Stored data:
= = = =
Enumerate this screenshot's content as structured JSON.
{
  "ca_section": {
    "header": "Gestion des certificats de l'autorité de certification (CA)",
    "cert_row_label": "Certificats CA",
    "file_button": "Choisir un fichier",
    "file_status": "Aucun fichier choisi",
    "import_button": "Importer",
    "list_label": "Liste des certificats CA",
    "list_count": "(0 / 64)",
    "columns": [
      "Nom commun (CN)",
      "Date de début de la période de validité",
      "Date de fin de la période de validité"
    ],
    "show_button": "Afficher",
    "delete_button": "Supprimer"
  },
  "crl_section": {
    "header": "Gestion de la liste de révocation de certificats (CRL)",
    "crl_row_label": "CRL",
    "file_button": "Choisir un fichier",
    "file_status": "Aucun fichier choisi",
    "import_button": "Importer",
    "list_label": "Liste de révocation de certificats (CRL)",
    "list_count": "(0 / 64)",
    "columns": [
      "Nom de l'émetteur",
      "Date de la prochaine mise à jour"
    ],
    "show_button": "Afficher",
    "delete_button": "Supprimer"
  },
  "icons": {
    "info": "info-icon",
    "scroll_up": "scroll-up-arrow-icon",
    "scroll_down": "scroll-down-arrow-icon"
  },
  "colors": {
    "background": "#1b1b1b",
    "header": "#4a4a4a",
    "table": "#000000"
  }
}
= = = =
Requirement:
Copy out every entry again, exactly as it was given.

Exercise output:
Enumerate this screenshot's content as structured JSON.
{
  "ca_section": {
    "header": "Gestion des certificats de l'autorité de certification (CA)",
    "cert_row_label": "Certificats CA",
    "file_button": "Choisir un fichier",
    "file_status": "Aucun fichier choisi",
    "import_button": "Importer",
    "list_label": "Liste des certificats CA",
    "list_count": "(0 / 64)",
    "columns": [
      "Nom commun (CN)",
      "Date de début de la période de validité",
      "Date de fin de la période de validité"
    ],
    "show_button": "Afficher",
    "delete_button": "Supprimer"
  },
  "crl_section": {
    "header": "Gestion de la liste de révocation de certificats (CRL)",
    "crl_row_label": "CRL",
    "file_button": "Choisir un fichier",
    "file_status": "Aucun fichier choisi",
    "import_button": "Importer",
    "list_label": "Liste de révocation de certificats (CRL)",
    "list_count": "(0 / 64)",
    "columns": [
      "Nom de l'émetteur",
      "Date de la prochaine mise à jour"
    ],
    "show_button": "Afficher",
    "delete_button": "Supprimer"
  },
  "icons": {
    "info": "info-icon",
    "scroll_up": "scroll-up-arrow-icon",
    "scroll_down": "scroll-down-arrow-icon"
  },
  "colors": {
    "background": "#1b1b1b",
    "header": "#4a4a4a",
    "table": "#000000"
  }
}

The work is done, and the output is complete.